* _Problem details_
Track down each line that has the word "indication" and copy it.

* _Task inputs_
--- start ---

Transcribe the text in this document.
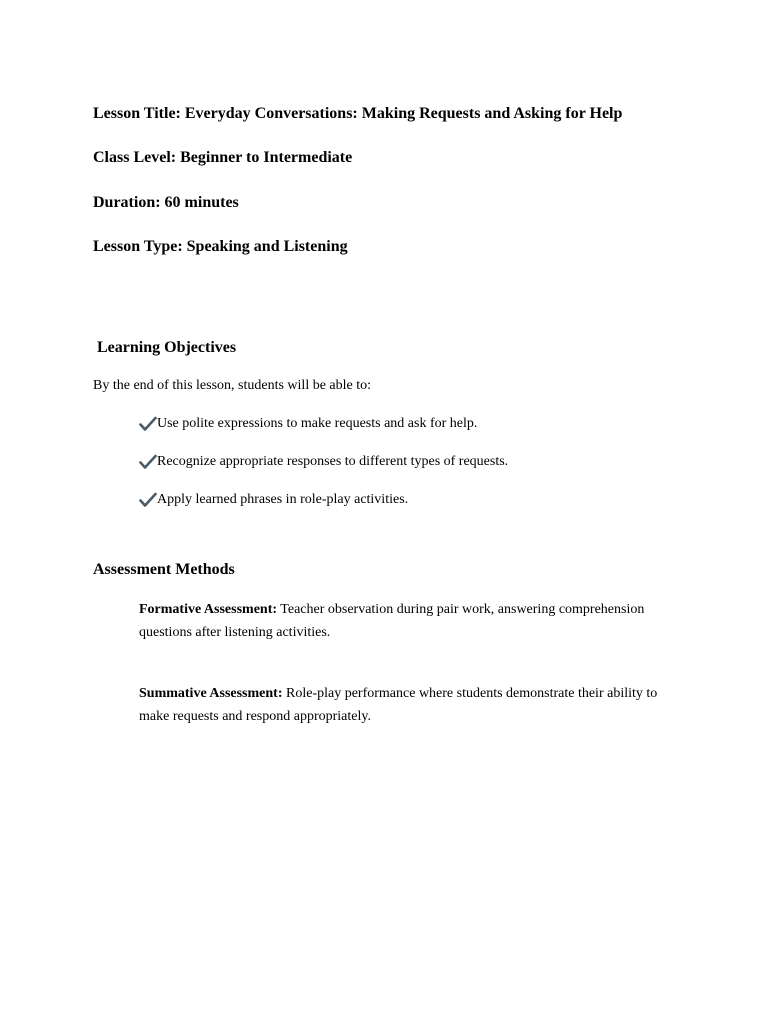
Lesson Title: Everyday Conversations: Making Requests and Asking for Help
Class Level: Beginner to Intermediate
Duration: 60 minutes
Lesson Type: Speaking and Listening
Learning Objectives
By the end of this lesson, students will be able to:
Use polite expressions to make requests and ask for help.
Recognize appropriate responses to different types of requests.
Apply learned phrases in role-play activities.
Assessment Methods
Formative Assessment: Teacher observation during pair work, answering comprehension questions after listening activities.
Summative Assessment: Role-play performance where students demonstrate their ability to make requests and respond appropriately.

--- end ---
--- start ---

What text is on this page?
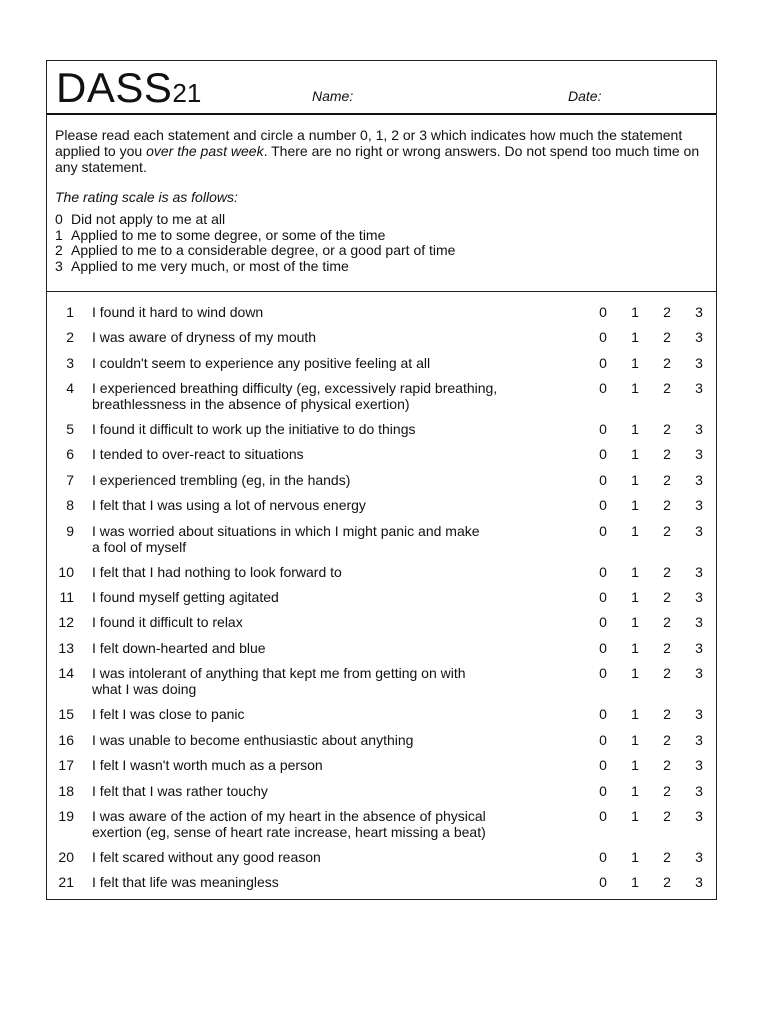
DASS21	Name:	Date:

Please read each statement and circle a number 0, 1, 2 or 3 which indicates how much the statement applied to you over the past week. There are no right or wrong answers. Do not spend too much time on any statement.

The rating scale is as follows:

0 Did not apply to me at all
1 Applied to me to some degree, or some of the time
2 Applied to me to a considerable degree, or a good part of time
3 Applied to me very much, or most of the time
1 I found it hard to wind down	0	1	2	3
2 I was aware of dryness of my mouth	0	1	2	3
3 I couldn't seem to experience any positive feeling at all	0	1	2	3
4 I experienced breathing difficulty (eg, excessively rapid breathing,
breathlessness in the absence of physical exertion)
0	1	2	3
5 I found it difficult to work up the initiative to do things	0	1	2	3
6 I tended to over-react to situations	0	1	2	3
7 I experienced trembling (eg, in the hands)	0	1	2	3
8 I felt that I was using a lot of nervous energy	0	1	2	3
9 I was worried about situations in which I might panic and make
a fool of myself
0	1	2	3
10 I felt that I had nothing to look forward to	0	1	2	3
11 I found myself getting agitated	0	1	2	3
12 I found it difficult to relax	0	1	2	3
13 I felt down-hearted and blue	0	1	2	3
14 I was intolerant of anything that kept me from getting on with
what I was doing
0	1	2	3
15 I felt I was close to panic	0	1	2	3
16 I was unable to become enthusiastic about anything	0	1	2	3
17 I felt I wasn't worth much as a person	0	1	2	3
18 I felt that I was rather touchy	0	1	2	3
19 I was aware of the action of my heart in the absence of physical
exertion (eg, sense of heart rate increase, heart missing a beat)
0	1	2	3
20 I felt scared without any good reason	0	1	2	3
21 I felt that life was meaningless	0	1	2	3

--- end ---
--- start ---

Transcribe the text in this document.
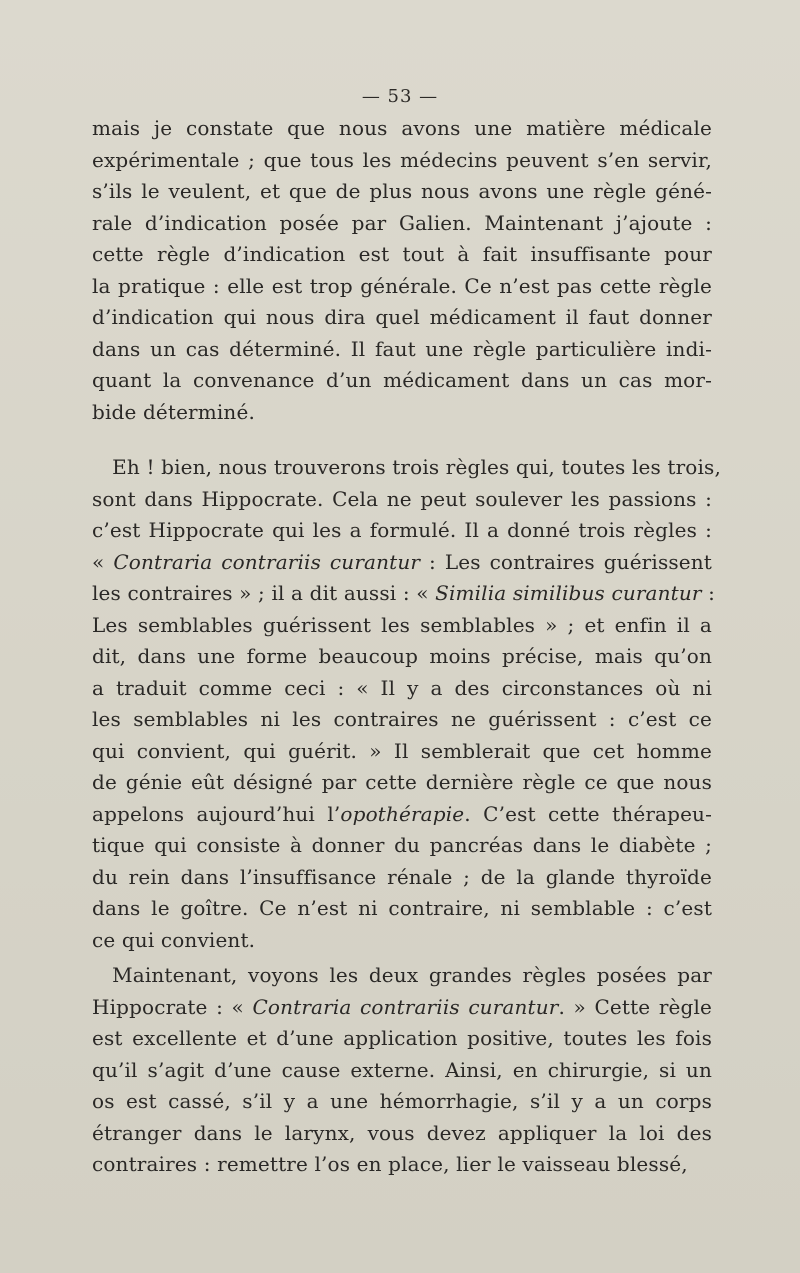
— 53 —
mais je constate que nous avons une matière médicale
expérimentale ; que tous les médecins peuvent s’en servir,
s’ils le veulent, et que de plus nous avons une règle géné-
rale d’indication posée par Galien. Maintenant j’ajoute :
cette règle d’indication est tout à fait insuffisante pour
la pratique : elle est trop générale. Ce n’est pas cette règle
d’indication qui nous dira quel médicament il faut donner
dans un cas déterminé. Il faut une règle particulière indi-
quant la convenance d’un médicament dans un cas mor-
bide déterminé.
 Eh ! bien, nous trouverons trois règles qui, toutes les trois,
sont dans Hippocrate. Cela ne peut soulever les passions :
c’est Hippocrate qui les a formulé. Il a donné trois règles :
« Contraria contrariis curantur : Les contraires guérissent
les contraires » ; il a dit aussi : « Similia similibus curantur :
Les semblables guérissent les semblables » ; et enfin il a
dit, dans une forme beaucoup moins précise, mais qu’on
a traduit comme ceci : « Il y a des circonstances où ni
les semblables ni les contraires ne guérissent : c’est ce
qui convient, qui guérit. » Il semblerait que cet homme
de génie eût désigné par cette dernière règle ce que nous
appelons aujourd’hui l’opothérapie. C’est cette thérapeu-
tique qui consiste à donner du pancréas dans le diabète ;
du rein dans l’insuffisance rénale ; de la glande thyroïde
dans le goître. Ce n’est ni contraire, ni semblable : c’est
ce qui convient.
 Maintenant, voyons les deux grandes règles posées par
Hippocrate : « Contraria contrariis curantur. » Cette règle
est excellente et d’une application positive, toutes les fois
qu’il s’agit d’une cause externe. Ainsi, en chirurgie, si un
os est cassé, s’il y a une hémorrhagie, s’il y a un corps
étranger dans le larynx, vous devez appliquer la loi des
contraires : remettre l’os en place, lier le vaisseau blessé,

--- end ---

* _Solved problem_
rale d’indication posée par Galien. Maintenant j’ajoute :
cette règle d’indication est tout à fait insuffisante pour
d’indication qui nous dira quel médicament il faut donner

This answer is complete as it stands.